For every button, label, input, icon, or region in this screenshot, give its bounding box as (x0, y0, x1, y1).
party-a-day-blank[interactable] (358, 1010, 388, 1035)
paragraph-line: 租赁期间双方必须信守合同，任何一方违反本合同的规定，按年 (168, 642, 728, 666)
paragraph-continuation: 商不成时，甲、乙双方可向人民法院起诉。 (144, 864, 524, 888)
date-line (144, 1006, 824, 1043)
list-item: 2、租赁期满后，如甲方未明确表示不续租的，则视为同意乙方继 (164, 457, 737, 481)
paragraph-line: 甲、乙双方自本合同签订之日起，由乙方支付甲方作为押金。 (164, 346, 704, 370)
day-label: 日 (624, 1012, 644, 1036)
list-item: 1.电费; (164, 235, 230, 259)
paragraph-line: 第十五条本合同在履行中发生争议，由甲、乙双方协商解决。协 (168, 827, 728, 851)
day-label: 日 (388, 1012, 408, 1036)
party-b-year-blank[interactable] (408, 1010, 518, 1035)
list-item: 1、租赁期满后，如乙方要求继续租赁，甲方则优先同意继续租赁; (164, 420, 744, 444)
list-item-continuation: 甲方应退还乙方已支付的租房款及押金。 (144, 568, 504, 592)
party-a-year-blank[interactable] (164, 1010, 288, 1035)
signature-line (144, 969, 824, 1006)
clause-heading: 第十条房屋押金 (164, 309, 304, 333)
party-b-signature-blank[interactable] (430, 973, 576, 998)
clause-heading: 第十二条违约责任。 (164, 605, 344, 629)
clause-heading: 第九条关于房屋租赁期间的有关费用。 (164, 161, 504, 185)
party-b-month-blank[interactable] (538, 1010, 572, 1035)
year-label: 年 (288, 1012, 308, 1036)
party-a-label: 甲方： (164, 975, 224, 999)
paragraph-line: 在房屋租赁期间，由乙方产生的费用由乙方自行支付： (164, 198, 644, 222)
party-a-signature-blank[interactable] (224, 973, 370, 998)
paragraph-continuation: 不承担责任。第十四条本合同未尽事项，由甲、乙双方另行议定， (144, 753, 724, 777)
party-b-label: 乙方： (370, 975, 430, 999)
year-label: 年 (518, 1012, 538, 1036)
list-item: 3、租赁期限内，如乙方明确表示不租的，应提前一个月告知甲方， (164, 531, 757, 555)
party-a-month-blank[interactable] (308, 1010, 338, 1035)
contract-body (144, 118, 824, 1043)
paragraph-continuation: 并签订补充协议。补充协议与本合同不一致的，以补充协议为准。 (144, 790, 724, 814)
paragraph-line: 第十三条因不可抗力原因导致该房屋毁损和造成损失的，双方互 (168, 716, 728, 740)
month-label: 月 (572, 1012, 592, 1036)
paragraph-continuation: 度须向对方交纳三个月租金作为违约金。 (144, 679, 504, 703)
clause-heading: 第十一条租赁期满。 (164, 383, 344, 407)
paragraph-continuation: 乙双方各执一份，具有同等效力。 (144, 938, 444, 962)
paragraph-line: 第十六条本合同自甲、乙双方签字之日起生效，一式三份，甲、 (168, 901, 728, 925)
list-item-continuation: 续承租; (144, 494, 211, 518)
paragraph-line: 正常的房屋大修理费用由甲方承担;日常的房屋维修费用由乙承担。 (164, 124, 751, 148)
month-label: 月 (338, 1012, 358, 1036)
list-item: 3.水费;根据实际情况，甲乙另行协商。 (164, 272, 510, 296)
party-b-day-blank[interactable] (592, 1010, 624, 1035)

·····

**What to produce**
Rewrite the material above, changing every "clause-heading" to "section-heading" and leaving everything else as it is.

**Result of this exercise**
For every button, label, input, icon, or region in this screenshot, give its bounding box as (x0, y0, x1, y1).
party-a-day-blank[interactable] (358, 1010, 388, 1035)
paragraph-line: 租赁期间双方必须信守合同，任何一方违反本合同的规定，按年 (168, 642, 728, 666)
paragraph-continuation: 商不成时，甲、乙双方可向人民法院起诉。 (144, 864, 524, 888)
date-line (144, 1006, 824, 1043)
list-item: 2、租赁期满后，如甲方未明确表示不续租的，则视为同意乙方继 (164, 457, 737, 481)
paragraph-line: 甲、乙双方自本合同签订之日起，由乙方支付甲方作为押金。 (164, 346, 704, 370)
day-label: 日 (624, 1012, 644, 1036)
list-item: 1.电费; (164, 235, 230, 259)
paragraph-line: 第十五条本合同在履行中发生争议，由甲、乙双方协商解决。协 (168, 827, 728, 851)
day-label: 日 (388, 1012, 408, 1036)
party-b-year-blank[interactable] (408, 1010, 518, 1035)
list-item: 1、租赁期满后，如乙方要求继续租赁，甲方则优先同意继续租赁; (164, 420, 744, 444)
list-item-continuation: 甲方应退还乙方已支付的租房款及押金。 (144, 568, 504, 592)
party-a-year-blank[interactable] (164, 1010, 288, 1035)
signature-line (144, 969, 824, 1006)
section-heading: 第十条房屋押金 (164, 309, 304, 333)
party-b-signature-blank[interactable] (430, 973, 576, 998)
section-heading: 第十二条违约责任。 (164, 605, 344, 629)
section-heading: 第九条关于房屋租赁期间的有关费用。 (164, 161, 504, 185)
party-b-month-blank[interactable] (538, 1010, 572, 1035)
year-label: 年 (288, 1012, 308, 1036)
party-a-label: 甲方： (164, 975, 224, 999)
paragraph-line: 在房屋租赁期间，由乙方产生的费用由乙方自行支付： (164, 198, 644, 222)
party-a-signature-blank[interactable] (224, 973, 370, 998)
paragraph-continuation: 不承担责任。第十四条本合同未尽事项，由甲、乙双方另行议定， (144, 753, 724, 777)
party-b-label: 乙方： (370, 975, 430, 999)
year-label: 年 (518, 1012, 538, 1036)
list-item: 3、租赁期限内，如乙方明确表示不租的，应提前一个月告知甲方， (164, 531, 757, 555)
party-a-month-blank[interactable] (308, 1010, 338, 1035)
contract-body (144, 118, 824, 1043)
paragraph-continuation: 并签订补充协议。补充协议与本合同不一致的，以补充协议为准。 (144, 790, 724, 814)
paragraph-line: 第十三条因不可抗力原因导致该房屋毁损和造成损失的，双方互 (168, 716, 728, 740)
month-label: 月 (572, 1012, 592, 1036)
paragraph-continuation: 度须向对方交纳三个月租金作为违约金。 (144, 679, 504, 703)
section-heading: 第十一条租赁期满。 (164, 383, 344, 407)
paragraph-continuation: 乙双方各执一份，具有同等效力。 (144, 938, 444, 962)
paragraph-line: 第十六条本合同自甲、乙双方签字之日起生效，一式三份，甲、 (168, 901, 728, 925)
list-item-continuation: 续承租; (144, 494, 211, 518)
paragraph-line: 正常的房屋大修理费用由甲方承担;日常的房屋维修费用由乙承担。 (164, 124, 751, 148)
month-label: 月 (338, 1012, 358, 1036)
list-item: 3.水费;根据实际情况，甲乙另行协商。 (164, 272, 510, 296)
party-b-day-blank[interactable] (592, 1010, 624, 1035)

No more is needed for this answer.